Exercise goal:
Return each line that holds the word "screenshot".

Data for the task:
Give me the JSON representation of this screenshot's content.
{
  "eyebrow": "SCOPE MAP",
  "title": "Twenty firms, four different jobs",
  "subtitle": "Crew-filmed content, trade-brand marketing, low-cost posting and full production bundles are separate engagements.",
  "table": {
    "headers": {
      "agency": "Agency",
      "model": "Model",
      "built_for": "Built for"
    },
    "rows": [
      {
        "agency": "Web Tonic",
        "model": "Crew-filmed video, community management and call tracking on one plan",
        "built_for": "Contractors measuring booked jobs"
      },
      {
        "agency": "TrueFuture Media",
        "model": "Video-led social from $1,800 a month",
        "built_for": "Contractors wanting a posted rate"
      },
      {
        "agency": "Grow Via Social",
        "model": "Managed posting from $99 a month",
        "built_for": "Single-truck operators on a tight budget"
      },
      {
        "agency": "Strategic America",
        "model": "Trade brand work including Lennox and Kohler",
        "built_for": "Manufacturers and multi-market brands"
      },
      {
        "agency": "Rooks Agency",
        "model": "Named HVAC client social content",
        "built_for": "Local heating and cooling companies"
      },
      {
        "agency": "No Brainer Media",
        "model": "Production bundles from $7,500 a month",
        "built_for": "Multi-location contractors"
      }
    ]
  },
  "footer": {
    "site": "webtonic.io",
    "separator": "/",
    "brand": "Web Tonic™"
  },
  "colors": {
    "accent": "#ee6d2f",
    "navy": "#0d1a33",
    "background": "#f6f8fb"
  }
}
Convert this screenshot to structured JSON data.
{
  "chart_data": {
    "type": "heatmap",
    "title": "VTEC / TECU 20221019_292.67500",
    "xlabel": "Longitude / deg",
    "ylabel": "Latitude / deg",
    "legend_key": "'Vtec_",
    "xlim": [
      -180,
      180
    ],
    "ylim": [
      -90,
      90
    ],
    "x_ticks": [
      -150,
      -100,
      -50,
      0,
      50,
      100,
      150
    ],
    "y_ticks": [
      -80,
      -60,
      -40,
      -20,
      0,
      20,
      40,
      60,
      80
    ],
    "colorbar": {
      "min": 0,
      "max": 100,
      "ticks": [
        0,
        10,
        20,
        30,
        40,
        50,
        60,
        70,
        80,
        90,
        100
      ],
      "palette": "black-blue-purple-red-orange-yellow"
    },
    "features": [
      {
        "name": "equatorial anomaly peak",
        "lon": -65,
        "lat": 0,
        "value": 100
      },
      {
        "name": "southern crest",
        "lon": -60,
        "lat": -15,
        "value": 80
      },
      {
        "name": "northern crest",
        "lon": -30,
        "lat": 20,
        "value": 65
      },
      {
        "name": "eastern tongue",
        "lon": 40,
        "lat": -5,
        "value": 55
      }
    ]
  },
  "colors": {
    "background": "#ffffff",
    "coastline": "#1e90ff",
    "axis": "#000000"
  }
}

The result:
Give me the JSON representation of this screenshot's content.
Convert this screenshot to structured JSON data.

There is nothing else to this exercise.